— Start —

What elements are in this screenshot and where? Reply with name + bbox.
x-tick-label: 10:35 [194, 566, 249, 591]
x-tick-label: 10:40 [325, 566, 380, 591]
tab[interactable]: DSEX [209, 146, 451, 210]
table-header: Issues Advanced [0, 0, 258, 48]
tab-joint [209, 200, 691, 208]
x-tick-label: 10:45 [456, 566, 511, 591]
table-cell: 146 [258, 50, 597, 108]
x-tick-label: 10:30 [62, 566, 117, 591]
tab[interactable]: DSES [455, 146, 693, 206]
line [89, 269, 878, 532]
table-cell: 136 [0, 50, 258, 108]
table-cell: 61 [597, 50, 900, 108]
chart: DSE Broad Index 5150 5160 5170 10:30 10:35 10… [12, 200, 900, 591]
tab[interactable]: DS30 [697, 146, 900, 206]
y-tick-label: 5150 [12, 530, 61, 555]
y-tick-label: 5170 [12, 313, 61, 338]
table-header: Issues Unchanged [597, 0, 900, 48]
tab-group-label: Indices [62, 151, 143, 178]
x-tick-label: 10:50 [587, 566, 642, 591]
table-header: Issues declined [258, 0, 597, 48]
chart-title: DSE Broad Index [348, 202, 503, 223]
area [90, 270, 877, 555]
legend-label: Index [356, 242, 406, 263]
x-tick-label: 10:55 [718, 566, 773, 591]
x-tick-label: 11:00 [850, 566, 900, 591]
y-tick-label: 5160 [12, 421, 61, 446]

— End —
— Start —

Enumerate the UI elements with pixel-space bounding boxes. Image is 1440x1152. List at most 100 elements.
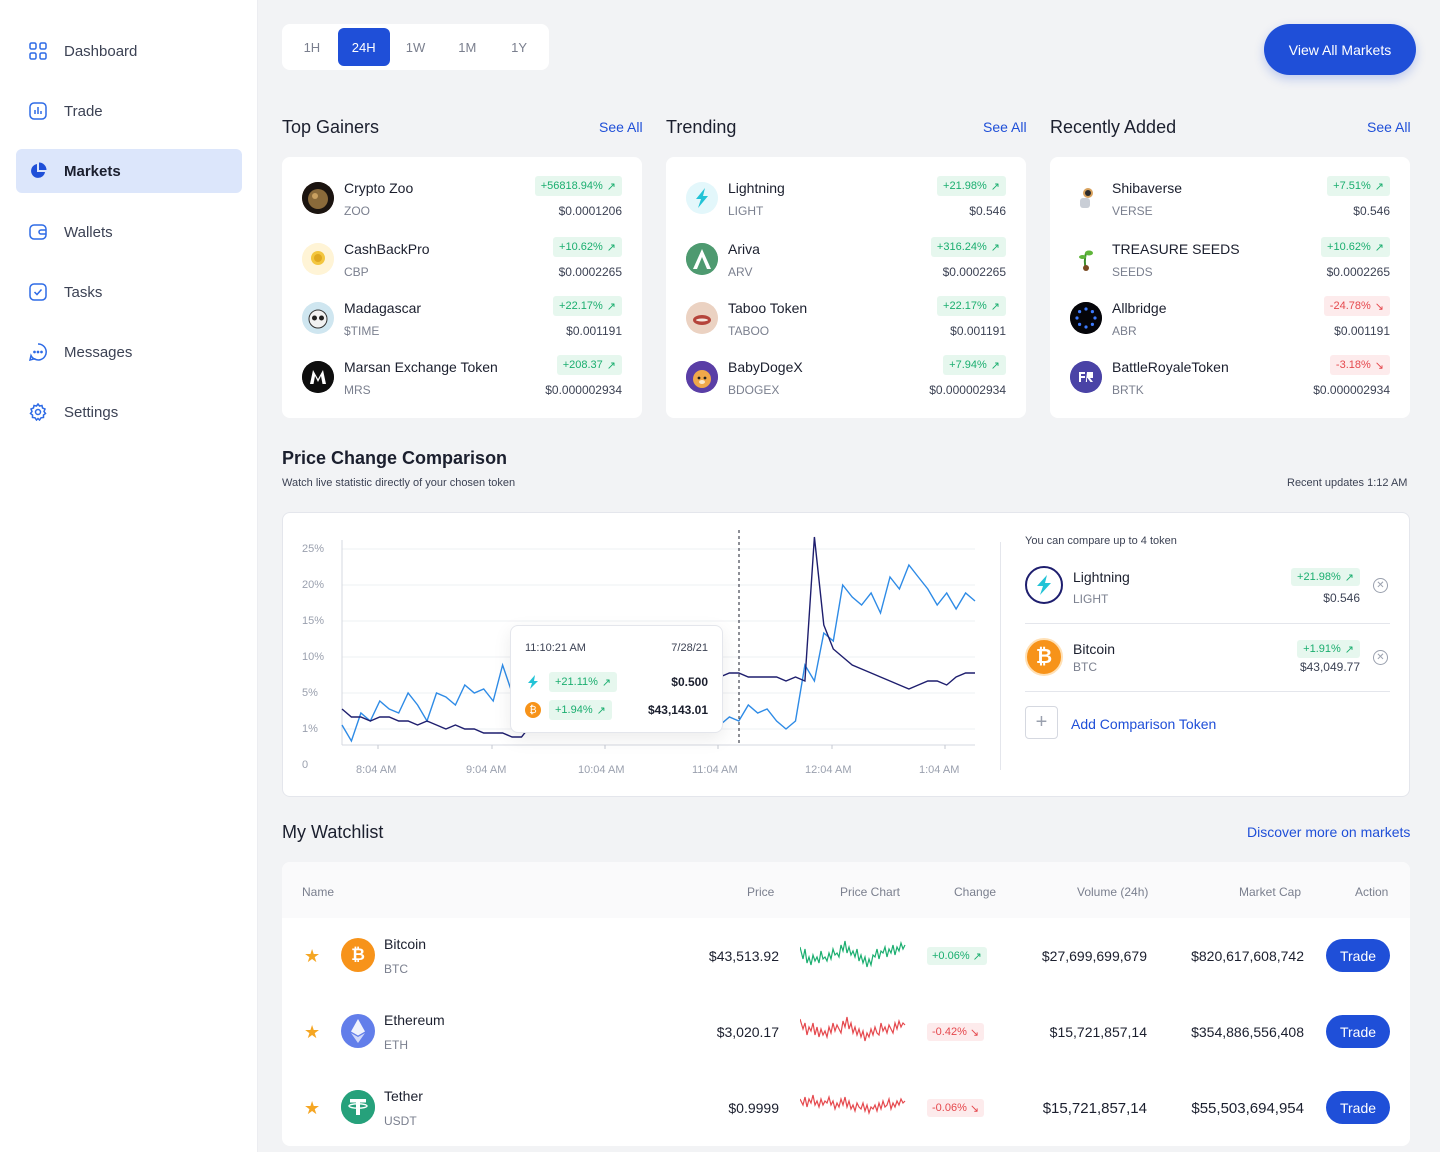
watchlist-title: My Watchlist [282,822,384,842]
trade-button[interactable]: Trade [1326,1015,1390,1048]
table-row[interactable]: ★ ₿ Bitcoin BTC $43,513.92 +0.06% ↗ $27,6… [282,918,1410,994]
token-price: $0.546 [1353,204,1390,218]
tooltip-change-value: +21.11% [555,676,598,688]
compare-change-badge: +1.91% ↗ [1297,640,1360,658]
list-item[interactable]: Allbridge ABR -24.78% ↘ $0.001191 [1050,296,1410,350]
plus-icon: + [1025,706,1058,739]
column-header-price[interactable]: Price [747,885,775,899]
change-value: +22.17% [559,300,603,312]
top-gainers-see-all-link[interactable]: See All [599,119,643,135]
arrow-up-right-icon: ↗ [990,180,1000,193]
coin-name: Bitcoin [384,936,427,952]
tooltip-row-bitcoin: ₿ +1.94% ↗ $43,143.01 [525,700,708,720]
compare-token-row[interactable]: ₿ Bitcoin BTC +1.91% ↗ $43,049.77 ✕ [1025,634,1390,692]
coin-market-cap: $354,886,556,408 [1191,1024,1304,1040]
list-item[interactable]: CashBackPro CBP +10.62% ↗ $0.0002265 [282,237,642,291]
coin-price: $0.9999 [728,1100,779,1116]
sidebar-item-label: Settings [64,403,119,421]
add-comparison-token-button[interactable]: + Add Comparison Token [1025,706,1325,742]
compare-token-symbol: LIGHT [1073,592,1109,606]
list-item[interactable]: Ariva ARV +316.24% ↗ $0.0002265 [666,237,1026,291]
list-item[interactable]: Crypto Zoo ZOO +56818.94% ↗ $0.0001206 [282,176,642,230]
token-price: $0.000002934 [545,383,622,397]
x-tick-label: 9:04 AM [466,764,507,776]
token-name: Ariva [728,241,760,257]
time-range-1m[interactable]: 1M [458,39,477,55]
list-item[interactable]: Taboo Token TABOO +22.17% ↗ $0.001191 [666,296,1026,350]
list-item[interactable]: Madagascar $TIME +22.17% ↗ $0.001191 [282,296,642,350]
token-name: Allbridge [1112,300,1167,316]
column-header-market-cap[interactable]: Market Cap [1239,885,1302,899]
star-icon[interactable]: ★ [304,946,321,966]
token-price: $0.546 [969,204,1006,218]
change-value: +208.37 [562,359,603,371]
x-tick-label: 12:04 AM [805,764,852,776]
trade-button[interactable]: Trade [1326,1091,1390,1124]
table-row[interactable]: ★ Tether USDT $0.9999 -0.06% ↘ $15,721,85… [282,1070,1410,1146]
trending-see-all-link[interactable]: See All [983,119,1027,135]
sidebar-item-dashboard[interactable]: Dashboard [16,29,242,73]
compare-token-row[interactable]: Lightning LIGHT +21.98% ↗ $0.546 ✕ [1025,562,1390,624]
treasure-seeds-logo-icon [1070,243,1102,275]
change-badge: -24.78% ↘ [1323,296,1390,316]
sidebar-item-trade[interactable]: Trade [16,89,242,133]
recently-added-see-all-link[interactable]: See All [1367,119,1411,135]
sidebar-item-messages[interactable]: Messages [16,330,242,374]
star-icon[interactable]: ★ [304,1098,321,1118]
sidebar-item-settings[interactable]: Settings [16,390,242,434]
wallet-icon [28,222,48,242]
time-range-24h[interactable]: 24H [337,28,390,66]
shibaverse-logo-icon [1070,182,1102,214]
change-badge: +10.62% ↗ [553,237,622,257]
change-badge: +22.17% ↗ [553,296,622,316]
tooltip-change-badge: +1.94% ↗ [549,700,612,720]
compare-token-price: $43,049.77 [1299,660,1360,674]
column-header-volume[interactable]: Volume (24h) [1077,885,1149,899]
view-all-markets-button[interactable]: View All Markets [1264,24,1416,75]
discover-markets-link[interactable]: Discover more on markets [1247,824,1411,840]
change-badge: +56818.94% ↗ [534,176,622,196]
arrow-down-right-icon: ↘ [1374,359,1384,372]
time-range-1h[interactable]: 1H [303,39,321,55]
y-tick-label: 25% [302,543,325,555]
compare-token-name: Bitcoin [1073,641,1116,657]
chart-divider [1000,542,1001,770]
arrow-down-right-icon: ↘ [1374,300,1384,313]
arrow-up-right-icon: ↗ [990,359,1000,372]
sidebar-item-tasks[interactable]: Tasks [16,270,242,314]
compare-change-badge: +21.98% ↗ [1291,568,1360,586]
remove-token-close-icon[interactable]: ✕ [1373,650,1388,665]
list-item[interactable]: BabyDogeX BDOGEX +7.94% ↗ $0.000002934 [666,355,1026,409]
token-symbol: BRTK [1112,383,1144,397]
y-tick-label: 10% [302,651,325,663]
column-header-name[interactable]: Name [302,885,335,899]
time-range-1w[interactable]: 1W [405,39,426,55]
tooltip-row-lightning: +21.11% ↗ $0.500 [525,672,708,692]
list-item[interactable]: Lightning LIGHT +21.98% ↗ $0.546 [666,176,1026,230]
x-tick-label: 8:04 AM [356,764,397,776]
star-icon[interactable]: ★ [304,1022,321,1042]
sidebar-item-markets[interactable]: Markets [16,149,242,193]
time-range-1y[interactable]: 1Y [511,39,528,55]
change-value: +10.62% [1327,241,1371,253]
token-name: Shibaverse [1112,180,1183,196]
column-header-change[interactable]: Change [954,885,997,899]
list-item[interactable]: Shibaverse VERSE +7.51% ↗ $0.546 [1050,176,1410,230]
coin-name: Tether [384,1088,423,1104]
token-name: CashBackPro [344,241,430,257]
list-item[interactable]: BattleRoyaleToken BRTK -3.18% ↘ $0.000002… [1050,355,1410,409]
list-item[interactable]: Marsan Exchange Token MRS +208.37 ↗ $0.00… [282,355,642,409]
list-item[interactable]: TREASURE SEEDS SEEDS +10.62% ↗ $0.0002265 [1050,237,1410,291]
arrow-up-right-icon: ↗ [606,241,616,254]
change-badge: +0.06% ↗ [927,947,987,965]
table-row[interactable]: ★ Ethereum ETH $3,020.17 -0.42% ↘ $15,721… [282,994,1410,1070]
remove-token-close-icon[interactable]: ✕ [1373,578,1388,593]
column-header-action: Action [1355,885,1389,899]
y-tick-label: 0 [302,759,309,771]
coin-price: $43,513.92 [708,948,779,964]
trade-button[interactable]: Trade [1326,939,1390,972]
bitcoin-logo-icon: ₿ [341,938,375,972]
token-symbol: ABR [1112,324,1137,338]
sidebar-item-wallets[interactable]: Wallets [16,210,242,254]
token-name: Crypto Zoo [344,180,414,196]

— End —

## GIVEN REQUEST
Rewrite the lines from the one containing "What elements are" up to and including the one containing "x-tick-label: 10:55 [718, 566, 773, 591]", changing every "table-header" to "column-header" and keeping all else as it is.

## CORRECT RESPONSE
What elements are in this screenshot and where? Reply with name + bbox.
x-tick-label: 10:35 [194, 566, 249, 591]
x-tick-label: 10:40 [325, 566, 380, 591]
tab[interactable]: DSEX [209, 146, 451, 210]
column-header: Issues Advanced [0, 0, 258, 48]
tab-joint [209, 200, 691, 208]
x-tick-label: 10:45 [456, 566, 511, 591]
table-cell: 146 [258, 50, 597, 108]
x-tick-label: 10:30 [62, 566, 117, 591]
tab[interactable]: DSES [455, 146, 693, 206]
line [89, 269, 878, 532]
table-cell: 136 [0, 50, 258, 108]
table-cell: 61 [597, 50, 900, 108]
chart: DSE Broad Index 5150 5160 5170 10:30 10:35 10… [12, 200, 900, 591]
tab[interactable]: DS30 [697, 146, 900, 206]
y-tick-label: 5150 [12, 530, 61, 555]
y-tick-label: 5170 [12, 313, 61, 338]
column-header: Issues Unchanged [597, 0, 900, 48]
tab-group-label: Indices [62, 151, 143, 178]
x-tick-label: 10:50 [587, 566, 642, 591]
column-header: Issues declined [258, 0, 597, 48]
chart-title: DSE Broad Index [348, 202, 503, 223]
area [90, 270, 877, 555]
legend-label: Index [356, 242, 406, 263]
x-tick-label: 10:55 [718, 566, 773, 591]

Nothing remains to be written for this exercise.